Collected data entries

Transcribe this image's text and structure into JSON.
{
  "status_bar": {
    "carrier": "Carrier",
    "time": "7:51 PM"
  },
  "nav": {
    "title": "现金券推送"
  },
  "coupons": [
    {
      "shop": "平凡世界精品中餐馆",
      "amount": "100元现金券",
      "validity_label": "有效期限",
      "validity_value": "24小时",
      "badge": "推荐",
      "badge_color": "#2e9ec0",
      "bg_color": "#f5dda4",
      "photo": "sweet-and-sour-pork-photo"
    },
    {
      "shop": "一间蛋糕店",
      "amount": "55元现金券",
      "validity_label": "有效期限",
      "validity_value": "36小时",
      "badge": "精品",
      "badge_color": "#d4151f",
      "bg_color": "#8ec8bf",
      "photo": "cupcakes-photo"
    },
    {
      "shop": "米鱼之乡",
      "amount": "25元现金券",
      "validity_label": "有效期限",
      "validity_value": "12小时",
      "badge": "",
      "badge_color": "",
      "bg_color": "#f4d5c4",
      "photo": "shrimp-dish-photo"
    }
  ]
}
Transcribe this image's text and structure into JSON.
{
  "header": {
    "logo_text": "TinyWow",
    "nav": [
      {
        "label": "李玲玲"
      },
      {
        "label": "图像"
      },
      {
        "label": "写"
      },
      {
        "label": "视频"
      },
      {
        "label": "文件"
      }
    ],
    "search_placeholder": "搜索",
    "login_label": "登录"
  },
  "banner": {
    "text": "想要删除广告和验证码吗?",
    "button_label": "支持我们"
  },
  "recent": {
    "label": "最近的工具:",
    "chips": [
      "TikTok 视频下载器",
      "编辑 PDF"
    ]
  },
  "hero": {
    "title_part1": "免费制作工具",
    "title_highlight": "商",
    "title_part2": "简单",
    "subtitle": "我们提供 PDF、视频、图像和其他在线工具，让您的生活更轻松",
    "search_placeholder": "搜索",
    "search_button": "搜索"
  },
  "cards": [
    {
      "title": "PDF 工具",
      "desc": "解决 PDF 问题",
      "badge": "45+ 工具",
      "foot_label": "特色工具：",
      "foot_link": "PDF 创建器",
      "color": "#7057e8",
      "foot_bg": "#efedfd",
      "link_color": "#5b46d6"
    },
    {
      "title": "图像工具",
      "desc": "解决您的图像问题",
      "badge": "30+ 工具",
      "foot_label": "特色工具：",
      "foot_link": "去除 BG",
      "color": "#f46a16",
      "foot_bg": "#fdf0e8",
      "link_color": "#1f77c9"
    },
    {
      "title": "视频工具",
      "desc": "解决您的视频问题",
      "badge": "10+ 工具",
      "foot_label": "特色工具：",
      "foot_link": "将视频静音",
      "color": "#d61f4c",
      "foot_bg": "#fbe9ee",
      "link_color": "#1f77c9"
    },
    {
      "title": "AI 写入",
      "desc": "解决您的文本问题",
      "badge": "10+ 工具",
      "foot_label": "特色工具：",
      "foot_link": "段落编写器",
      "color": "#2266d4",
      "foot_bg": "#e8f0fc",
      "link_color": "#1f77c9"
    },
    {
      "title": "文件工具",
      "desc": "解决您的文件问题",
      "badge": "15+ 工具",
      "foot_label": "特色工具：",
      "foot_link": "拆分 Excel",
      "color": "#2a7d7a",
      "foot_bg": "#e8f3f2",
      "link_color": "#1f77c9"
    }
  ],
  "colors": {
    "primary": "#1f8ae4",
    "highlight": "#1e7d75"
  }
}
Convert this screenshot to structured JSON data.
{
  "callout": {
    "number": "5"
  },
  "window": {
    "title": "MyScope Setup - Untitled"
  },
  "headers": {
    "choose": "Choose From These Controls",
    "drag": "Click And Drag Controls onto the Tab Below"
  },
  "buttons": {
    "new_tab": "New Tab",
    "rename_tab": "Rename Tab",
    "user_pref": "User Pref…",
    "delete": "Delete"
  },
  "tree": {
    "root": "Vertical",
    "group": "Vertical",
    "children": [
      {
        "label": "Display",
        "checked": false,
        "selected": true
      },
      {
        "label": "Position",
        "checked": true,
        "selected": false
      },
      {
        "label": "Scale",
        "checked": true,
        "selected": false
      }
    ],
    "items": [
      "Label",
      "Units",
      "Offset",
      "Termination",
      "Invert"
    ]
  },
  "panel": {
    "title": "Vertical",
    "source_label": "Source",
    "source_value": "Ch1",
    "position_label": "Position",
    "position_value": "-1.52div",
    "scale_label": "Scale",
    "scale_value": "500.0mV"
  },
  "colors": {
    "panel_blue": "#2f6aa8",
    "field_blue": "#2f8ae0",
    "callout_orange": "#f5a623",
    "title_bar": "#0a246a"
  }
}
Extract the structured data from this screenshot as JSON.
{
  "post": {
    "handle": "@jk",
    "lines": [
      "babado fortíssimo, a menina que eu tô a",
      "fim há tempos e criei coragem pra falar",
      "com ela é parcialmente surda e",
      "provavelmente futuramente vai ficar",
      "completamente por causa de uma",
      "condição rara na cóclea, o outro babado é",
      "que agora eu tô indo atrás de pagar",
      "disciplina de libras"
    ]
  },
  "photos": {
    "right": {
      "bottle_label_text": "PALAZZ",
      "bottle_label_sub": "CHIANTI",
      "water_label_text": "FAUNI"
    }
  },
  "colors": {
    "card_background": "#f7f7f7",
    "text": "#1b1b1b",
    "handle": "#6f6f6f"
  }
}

### Directions
Show every line where the string "shop" appears.

### Result for this exercise
      "shop": "平凡世界精品中餐馆",
      "shop": "一间蛋糕店",
      "shop": "米鱼之乡",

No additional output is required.